Je n’ai pas compté, mais il se pourrait bien qu’il y ait désormais plus de livres consacrés à Edgar P. Jacobs que d’albums signés de son nom. Le dernier en date est un pavé de 336 pages tassées, rédigé par Viviane Quittelier, qui a côtoyé Jacobs dans les trente-et-une dernières années de sa vie. Elle le considérait comme son « troisième grand-père », car le créateur de Blake et Mortimer avait épousé sa grand-mère, Jeanne, en secondes noces.

C’est, il me semble, l’une des premières fois que l’on dispose, sur un grand auteur de bandes dessinées, du témoignage circonstancié d’un membre de son cercle le plus proche. Ah, si Robert McCay, qui servit de modèle au petit Nemo, avait parlé, au lieu de s’essayer maladroitement à poursuivre l’œuvre de son père !

E.P. Jacobs, témoignages inédits (chez Mosquito) vaut surtout pour ce qu’il nous révèle de l’intimité du résident du « Bois des Pauvres », près de Bruxelles. Époux attentionné quoique misogyne bon teint, grand-père gâteau, ami fidèle (il côtoie Jacques Van Melkebeke depuis l’âge de treize ans) et auteur scrupuleux, qui ne recueillit les lauriers de son travail que dans les toutes dernières années de sa vie (Jacques Martin m’avait rapporté naguère cette phrase de Jacobs : « Allah apporte des noisettes à ceux qui n’ont plus de dents »).

Travaux écrits —
1. Recopiez tout le passage de l'extrait, depuis « C’est, il me » jusqu'à « de son père ! ».
2. Relevez toutes les personnes que l'extrait désigne à la fois par un prénom et un nom de famille.

Données —

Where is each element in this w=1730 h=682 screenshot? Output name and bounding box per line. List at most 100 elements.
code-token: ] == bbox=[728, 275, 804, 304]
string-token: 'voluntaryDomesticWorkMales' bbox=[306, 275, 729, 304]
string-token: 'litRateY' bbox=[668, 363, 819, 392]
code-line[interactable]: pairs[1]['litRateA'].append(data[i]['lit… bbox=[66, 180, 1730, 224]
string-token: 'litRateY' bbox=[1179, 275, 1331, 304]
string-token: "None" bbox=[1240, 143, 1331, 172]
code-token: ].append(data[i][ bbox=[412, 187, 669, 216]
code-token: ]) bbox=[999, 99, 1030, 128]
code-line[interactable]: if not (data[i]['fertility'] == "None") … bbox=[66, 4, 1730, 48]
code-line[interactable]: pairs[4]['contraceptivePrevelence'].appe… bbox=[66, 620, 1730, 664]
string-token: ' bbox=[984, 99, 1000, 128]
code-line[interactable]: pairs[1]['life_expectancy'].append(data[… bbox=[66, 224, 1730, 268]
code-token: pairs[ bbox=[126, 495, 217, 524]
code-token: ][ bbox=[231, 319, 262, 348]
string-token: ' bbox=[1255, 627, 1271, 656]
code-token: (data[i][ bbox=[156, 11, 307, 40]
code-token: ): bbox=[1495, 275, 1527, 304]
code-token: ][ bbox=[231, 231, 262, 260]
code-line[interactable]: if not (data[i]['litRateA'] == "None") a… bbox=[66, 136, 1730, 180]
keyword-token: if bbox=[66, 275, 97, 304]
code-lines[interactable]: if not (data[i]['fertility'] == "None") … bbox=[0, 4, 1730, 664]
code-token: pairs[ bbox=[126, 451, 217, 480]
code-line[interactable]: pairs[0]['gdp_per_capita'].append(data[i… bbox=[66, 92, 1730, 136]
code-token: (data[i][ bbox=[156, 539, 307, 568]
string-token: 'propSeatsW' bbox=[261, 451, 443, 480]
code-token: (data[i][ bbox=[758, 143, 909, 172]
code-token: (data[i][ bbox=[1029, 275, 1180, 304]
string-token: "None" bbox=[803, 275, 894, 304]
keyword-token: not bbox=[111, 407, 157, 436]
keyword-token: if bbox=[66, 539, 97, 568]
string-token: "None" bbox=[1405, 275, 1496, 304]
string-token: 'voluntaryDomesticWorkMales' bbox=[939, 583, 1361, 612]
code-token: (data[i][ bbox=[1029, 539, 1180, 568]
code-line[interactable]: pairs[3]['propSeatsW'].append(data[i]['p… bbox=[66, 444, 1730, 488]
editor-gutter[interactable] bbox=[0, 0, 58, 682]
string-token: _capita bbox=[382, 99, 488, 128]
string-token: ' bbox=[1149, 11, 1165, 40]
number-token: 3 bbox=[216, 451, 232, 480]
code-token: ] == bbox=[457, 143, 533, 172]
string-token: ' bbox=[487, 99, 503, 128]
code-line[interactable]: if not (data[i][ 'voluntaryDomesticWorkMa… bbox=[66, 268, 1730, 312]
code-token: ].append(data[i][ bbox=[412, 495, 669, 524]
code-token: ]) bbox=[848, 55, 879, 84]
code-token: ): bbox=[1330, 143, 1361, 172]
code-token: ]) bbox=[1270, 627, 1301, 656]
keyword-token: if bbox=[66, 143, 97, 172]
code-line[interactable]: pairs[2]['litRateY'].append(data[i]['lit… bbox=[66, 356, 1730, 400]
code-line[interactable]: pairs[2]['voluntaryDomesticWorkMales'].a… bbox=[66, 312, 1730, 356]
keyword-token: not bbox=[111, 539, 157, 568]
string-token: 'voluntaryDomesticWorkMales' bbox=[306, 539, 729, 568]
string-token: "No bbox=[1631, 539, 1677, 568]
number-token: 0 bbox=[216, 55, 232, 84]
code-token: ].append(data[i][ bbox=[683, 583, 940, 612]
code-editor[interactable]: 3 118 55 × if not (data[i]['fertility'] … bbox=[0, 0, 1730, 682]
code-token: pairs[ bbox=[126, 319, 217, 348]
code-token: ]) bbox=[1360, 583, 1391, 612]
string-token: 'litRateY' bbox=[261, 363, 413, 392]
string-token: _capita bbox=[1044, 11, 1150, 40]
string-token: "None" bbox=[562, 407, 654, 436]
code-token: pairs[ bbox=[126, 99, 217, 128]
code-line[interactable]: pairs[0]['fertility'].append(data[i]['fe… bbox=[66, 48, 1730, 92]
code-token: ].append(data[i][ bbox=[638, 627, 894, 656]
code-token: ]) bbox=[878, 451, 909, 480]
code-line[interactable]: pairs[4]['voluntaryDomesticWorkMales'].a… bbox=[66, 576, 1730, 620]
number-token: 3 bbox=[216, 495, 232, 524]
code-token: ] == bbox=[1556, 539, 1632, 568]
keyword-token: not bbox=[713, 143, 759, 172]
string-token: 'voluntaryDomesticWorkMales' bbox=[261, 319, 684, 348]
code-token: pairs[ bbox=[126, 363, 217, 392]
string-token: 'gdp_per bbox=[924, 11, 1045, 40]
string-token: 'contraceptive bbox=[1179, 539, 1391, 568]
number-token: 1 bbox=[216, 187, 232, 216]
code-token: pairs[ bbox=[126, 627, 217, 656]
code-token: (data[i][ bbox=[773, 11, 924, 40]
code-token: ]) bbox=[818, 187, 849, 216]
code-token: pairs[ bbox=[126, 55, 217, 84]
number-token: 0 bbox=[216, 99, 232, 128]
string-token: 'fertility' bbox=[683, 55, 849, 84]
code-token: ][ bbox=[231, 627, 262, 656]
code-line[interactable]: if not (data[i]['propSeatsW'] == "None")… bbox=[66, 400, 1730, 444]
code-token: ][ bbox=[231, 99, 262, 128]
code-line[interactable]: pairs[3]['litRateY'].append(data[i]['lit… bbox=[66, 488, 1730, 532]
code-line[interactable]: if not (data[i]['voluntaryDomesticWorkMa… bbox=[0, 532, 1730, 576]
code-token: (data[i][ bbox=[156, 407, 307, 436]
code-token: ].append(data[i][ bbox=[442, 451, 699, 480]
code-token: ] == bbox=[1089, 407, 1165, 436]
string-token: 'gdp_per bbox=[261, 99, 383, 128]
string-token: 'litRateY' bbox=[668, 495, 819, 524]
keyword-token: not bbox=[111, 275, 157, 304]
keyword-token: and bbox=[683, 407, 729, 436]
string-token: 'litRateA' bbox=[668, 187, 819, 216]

Corrigés —
1.
C’est, il me semble, l’une des premières fois que l’on dispose, sur un grand auteur de bandes dessinées, du témoignage circonstancié d’un membre de son cercle le plus proche. Ah, si Robert McCay, qui servit de modèle au petit Nemo, avait parlé, au lieu de s’essayer maladroitement à poursuivre l’œuvre de son père !

2. Edgar P. Jacobs, Viviane Quittelier, Robert McCay, Jacques Van Melkebeke, Jacques Martin